• [Task description] Copy out all lines in the data below containing the string "label".

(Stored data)
::::::::::

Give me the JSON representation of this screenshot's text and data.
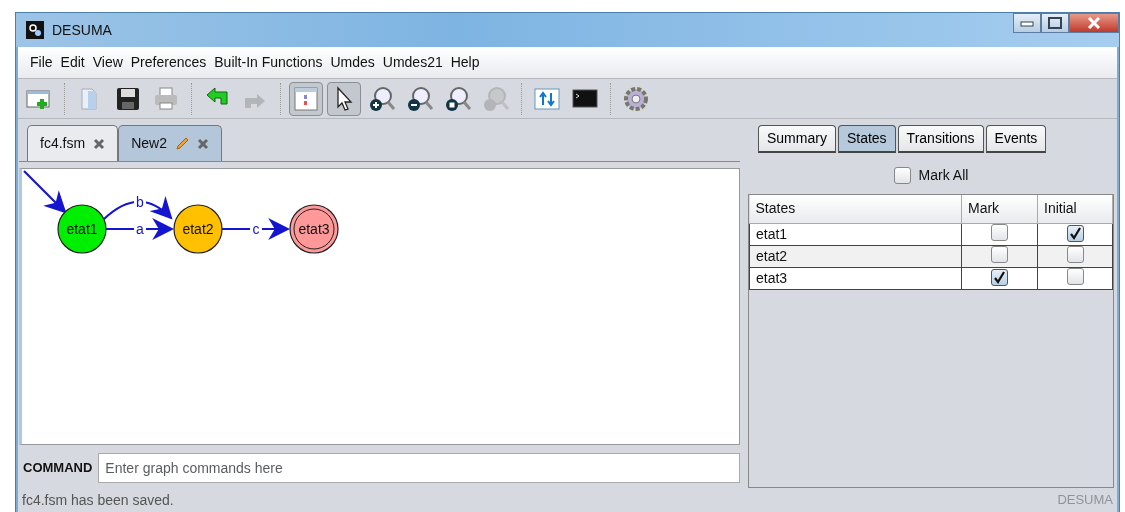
{
  "window": {
    "title": "DESUMA"
  },
  "menu": [
    "File",
    "Edit",
    "View",
    "Preferences",
    "Built-In Functions",
    "Umdes",
    "Umdes21",
    "Help"
  ],
  "toolbar": [
    {
      "kind": "new",
      "pressed": false,
      "disabled": false
    },
    {
      "kind": "separator"
    },
    {
      "kind": "open",
      "pressed": false,
      "disabled": false
    },
    {
      "kind": "save",
      "pressed": false,
      "disabled": false
    },
    {
      "kind": "print",
      "pressed": false,
      "disabled": false
    },
    {
      "kind": "separator"
    },
    {
      "kind": "undo",
      "pressed": false,
      "disabled": false
    },
    {
      "kind": "redo",
      "pressed": false,
      "disabled": true
    },
    {
      "kind": "separator"
    },
    {
      "kind": "layout",
      "pressed": true,
      "disabled": false
    },
    {
      "kind": "pointer",
      "pressed": true,
      "disabled": false
    },
    {
      "kind": "zoomin",
      "pressed": false,
      "disabled": false
    },
    {
      "kind": "zoomout",
      "pressed": false,
      "disabled": false
    },
    {
      "kind": "zoomfit",
      "pressed": false,
      "disabled": false
    },
    {
      "kind": "zoomreset",
      "pressed": false,
      "disabled": true
    },
    {
      "kind": "separator"
    },
    {
      "kind": "transfer",
      "pressed": false,
      "disabled": false
    },
    {
      "kind": "console",
      "pressed": false,
      "disabled": false
    },
    {
      "kind": "separator"
    },
    {
      "kind": "settings",
      "pressed": false,
      "disabled": false
    }
  ],
  "file_tabs": [
    {
      "label": "fc4.fsm",
      "selected": false,
      "modified": false
    },
    {
      "label": "New2",
      "selected": true,
      "modified": true
    }
  ],
  "graph": {
    "states": [
      {
        "name": "etat1",
        "color": "#00ee00",
        "initial": true,
        "marked": false,
        "transitions": [
          {
            "label": "b",
            "kind": "curved"
          },
          {
            "label": "a",
            "kind": "straight"
          }
        ]
      },
      {
        "name": "etat2",
        "color": "#ffc000",
        "initial": false,
        "marked": false,
        "transitions": [
          {
            "label": "c",
            "kind": "straight"
          }
        ]
      },
      {
        "name": "etat3",
        "color": "#ff9999",
        "initial": false,
        "marked": true
      }
    ]
  },
  "command": {
    "label": "COMMAND",
    "placeholder": "Enter graph commands here"
  },
  "side_tabs": [
    {
      "label": "Summary",
      "selected": false
    },
    {
      "label": "States",
      "selected": true
    },
    {
      "label": "Transitions",
      "selected": false
    },
    {
      "label": "Events",
      "selected": false
    }
  ],
  "mark_all": {
    "label": "Mark All",
    "checked": false
  },
  "states_table": {
    "columns": [
      "States",
      "Mark",
      "Initial"
    ],
    "rows": [
      {
        "state": "etat1",
        "mark": false,
        "initial": true
      },
      {
        "state": "etat2",
        "mark": false,
        "initial": false
      },
      {
        "state": "etat3",
        "mark": true,
        "initial": false
      }
    ]
  },
  "status_bar": {
    "message": "fc4.fsm has been saved.",
    "brand": "DESUMA"
  }
}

::::::::::

• [Response to this exercise]
      "label": "fc4.fsm",
      "label": "New2",
            "label": "b",
            "label": "a",
            "label": "c",
    "label": "COMMAND",
      "label": "Summary",
      "label": "States",
      "label": "Transitions",
      "label": "Events",
    "label": "Mark All",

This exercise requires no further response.